EXERCISE: In this exercise, reproduce all the entries that follow exactly.

SOURCE MATERIAL:
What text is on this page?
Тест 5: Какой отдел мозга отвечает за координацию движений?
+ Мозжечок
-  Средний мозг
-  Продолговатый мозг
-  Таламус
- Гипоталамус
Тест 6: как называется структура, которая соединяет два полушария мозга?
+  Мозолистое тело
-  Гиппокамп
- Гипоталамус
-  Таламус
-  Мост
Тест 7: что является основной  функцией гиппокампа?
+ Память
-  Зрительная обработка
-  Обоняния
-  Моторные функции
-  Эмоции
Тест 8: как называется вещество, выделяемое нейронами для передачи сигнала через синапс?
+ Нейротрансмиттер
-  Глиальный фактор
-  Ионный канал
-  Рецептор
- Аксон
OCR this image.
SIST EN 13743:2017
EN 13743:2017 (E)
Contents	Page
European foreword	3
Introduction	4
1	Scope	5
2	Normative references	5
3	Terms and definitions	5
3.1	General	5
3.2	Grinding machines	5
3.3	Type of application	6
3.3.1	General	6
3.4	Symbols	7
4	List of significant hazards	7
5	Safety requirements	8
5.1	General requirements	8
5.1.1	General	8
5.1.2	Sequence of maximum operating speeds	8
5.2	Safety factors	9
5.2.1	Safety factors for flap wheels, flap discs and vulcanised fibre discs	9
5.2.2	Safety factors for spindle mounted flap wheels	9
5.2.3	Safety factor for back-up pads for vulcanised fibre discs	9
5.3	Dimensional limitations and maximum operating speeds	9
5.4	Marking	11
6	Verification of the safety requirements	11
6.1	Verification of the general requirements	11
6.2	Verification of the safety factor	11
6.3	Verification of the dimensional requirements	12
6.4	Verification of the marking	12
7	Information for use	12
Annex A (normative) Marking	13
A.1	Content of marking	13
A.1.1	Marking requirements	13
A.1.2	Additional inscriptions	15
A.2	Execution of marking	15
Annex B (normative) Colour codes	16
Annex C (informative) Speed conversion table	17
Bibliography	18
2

CORRECT RESPONSE:
What text is on this page?
Тест 5: Какой отдел мозга отвечает за координацию движений?
+ Мозжечок
-  Средний мозг
-  Продолговатый мозг
-  Таламус
- Гипоталамус
Тест 6: как называется структура, которая соединяет два полушария мозга?
+  Мозолистое тело
-  Гиппокамп
- Гипоталамус
-  Таламус
-  Мост
Тест 7: что является основной  функцией гиппокампа?
+ Память
-  Зрительная обработка
-  Обоняния
-  Моторные функции
-  Эмоции
Тест 8: как называется вещество, выделяемое нейронами для передачи сигнала через синапс?
+ Нейротрансмиттер
-  Глиальный фактор
-  Ионный канал
-  Рецептор
- Аксон
OCR this image.
SIST EN 13743:2017
EN 13743:2017 (E)
Contents	Page
European foreword	3
Introduction	4
1	Scope	5
2	Normative references	5
3	Terms and definitions	5
3.1	General	5
3.2	Grinding machines	5
3.3	Type of application	6
3.3.1	General	6
3.4	Symbols	7
4	List of significant hazards	7
5	Safety requirements	8
5.1	General requirements	8
5.1.1	General	8
5.1.2	Sequence of maximum operating speeds	8
5.2	Safety factors	9
5.2.1	Safety factors for flap wheels, flap discs and vulcanised fibre discs	9
5.2.2	Safety factors for spindle mounted flap wheels	9
5.2.3	Safety factor for back-up pads for vulcanised fibre discs	9
5.3	Dimensional limitations and maximum operating speeds	9
5.4	Marking	11
6	Verification of the safety requirements	11
6.1	Verification of the general requirements	11
6.2	Verification of the safety factor	11
6.3	Verification of the dimensional requirements	12
6.4	Verification of the marking	12
7	Information for use	12
Annex A (normative) Marking	13
A.1	Content of marking	13
A.1.1	Marking requirements	13
A.1.2	Additional inscriptions	15
A.2	Execution of marking	15
Annex B (normative) Colour codes	16
Annex C (informative) Speed conversion table	17
Bibliography	18
2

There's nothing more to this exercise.